_Exercise_: Spot each line that carries the word "Mean"; copy those lines.

-- start Available data --

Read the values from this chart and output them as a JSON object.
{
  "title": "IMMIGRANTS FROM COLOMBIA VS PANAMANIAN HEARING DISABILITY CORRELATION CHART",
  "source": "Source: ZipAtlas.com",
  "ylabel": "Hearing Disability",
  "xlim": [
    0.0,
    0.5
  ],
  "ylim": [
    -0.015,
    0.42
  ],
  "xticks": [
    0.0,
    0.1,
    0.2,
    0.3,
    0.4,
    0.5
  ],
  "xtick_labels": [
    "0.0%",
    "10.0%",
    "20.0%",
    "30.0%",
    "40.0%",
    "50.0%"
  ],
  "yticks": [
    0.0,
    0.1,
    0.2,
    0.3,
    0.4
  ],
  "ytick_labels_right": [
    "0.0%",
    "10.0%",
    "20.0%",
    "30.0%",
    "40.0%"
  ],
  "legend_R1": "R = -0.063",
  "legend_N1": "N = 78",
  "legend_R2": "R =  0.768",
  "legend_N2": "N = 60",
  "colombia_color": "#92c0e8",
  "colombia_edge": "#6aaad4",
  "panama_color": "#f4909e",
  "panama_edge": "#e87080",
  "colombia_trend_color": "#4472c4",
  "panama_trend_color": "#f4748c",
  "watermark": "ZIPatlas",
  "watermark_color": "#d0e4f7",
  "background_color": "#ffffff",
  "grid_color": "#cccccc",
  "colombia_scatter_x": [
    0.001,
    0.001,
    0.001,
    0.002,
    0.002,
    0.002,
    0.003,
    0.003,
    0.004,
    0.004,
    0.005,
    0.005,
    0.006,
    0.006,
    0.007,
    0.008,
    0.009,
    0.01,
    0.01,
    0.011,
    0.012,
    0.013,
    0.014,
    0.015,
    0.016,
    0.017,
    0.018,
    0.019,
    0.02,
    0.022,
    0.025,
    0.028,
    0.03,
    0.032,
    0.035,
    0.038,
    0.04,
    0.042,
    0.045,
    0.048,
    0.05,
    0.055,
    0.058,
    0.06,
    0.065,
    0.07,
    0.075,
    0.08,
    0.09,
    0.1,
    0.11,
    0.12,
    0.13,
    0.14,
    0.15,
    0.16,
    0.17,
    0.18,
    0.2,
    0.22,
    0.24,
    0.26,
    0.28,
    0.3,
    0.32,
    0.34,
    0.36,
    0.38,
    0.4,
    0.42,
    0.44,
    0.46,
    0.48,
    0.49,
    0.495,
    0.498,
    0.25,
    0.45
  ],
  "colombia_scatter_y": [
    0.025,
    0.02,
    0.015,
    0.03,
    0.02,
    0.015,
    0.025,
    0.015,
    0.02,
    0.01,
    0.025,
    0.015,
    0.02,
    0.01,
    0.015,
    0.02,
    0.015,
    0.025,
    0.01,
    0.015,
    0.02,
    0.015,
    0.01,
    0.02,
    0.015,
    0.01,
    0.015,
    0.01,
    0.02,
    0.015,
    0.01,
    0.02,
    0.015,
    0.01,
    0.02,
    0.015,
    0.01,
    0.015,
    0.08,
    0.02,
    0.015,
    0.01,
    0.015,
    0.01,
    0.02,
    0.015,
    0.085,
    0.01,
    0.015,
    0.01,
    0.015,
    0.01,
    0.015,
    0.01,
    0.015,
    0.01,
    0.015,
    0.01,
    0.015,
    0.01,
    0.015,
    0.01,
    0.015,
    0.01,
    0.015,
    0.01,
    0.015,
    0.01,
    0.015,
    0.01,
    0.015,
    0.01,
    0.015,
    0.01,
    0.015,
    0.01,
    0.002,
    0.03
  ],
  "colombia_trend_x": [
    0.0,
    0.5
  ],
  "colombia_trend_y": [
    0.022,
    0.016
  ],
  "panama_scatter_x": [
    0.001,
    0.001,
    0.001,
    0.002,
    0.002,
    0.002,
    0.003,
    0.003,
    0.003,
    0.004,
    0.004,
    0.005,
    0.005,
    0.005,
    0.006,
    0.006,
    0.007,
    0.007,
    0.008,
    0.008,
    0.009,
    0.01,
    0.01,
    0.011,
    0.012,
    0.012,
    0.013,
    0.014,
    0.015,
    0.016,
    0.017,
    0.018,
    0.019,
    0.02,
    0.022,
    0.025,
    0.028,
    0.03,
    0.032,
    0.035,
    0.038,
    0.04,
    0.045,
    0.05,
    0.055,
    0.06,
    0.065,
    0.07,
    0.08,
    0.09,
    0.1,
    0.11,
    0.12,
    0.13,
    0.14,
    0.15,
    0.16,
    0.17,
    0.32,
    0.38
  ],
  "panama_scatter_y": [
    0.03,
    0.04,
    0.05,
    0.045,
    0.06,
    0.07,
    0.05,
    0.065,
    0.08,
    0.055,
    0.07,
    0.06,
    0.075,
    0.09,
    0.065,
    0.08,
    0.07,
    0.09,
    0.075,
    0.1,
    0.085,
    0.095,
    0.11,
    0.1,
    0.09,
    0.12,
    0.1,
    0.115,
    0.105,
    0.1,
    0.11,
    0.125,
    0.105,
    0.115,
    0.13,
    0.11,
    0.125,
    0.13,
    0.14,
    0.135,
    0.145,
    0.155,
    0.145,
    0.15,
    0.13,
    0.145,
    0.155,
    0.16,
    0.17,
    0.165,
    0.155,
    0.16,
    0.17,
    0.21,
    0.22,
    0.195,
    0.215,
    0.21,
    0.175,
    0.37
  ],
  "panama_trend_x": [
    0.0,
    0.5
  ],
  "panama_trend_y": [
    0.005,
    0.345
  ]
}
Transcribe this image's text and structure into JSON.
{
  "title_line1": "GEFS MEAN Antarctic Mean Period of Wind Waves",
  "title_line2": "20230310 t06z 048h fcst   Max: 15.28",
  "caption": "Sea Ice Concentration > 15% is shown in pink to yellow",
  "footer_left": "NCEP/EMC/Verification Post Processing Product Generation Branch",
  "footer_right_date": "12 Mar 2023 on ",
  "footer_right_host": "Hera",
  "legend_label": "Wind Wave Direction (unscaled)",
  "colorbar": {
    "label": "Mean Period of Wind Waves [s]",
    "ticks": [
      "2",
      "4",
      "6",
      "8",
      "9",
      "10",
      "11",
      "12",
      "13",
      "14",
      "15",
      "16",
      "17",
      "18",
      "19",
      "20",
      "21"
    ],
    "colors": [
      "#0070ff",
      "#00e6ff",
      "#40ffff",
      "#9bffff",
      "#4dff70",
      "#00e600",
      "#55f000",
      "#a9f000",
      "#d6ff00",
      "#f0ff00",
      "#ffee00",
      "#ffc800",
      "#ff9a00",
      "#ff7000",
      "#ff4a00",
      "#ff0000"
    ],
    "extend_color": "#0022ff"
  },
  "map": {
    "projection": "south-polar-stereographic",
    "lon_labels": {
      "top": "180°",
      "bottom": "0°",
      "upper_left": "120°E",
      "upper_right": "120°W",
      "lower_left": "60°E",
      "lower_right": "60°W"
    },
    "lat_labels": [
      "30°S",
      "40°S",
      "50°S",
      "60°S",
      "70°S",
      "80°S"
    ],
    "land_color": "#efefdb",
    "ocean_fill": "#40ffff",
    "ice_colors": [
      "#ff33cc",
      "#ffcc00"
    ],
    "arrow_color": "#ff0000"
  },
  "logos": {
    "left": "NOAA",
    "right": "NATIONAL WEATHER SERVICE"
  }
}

-- end Available data --

_Complete answer_:
  "title_line1": "GEFS MEAN Antarctic Mean Period of Wind Waves",
    "label": "Mean Period of Wind Waves [s]",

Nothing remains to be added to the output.